### WORK TO COMPLETE:
Give the count of lines that include the string "Leuchten". Add nothing to it.

### INFORMATION GIVEN:
* * * * *

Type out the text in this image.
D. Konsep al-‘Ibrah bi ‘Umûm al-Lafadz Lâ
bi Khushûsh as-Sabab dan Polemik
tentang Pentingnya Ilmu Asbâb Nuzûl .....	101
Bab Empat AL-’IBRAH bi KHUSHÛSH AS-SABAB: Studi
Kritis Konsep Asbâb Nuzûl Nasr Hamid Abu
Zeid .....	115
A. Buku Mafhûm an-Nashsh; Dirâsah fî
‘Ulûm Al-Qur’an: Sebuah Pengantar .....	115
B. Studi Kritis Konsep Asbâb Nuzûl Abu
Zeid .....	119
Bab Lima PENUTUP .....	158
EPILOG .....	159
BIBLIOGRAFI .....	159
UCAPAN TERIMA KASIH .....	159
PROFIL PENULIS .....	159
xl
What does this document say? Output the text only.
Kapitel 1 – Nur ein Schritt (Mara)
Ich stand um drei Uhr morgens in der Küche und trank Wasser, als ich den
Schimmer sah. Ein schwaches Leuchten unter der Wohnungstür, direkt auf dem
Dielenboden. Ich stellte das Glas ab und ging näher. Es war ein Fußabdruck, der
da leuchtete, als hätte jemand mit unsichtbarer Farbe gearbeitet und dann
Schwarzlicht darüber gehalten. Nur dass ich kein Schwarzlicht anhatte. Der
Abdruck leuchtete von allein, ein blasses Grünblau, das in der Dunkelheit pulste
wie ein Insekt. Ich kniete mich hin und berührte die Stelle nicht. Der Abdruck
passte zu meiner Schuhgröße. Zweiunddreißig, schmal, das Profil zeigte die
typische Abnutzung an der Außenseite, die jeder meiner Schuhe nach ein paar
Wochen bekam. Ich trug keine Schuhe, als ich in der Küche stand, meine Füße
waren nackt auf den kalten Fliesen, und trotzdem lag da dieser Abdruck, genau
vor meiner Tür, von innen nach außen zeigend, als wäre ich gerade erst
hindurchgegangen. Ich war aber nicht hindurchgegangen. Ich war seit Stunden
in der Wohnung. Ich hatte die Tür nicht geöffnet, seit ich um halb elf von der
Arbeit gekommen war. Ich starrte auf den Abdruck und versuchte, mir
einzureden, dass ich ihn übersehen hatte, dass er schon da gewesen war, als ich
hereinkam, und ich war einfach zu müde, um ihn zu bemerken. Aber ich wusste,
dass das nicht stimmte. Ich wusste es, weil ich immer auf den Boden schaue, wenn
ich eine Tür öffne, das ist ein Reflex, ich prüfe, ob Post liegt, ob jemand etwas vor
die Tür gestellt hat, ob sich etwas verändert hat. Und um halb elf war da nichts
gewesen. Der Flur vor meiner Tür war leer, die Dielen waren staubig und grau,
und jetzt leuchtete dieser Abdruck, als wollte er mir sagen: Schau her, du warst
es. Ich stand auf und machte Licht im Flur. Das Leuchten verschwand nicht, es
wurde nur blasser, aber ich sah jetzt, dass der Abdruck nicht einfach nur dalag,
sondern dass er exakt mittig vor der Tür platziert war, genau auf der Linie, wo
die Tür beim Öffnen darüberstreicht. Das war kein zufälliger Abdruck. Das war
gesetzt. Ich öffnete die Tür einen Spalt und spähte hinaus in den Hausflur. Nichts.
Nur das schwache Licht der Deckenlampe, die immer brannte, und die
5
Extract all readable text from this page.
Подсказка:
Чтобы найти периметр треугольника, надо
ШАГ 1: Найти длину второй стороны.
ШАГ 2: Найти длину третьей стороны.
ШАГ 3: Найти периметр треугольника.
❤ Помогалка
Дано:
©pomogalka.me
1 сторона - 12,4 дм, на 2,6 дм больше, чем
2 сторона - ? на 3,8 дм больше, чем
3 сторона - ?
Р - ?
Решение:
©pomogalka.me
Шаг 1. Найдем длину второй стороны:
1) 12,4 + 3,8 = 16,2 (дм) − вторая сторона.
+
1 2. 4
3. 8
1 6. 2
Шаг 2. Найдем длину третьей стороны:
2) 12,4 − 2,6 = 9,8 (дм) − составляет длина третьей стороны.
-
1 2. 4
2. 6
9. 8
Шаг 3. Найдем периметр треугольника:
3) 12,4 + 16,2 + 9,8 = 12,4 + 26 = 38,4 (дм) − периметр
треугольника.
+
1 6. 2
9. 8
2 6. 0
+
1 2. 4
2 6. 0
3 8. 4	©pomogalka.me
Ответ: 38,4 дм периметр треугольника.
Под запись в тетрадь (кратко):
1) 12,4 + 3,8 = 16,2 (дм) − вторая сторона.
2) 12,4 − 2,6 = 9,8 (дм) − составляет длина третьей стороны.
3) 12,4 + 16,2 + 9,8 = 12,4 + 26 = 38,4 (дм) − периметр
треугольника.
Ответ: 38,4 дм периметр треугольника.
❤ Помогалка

* * * * *

### RESPONSE TO THE TASK:
2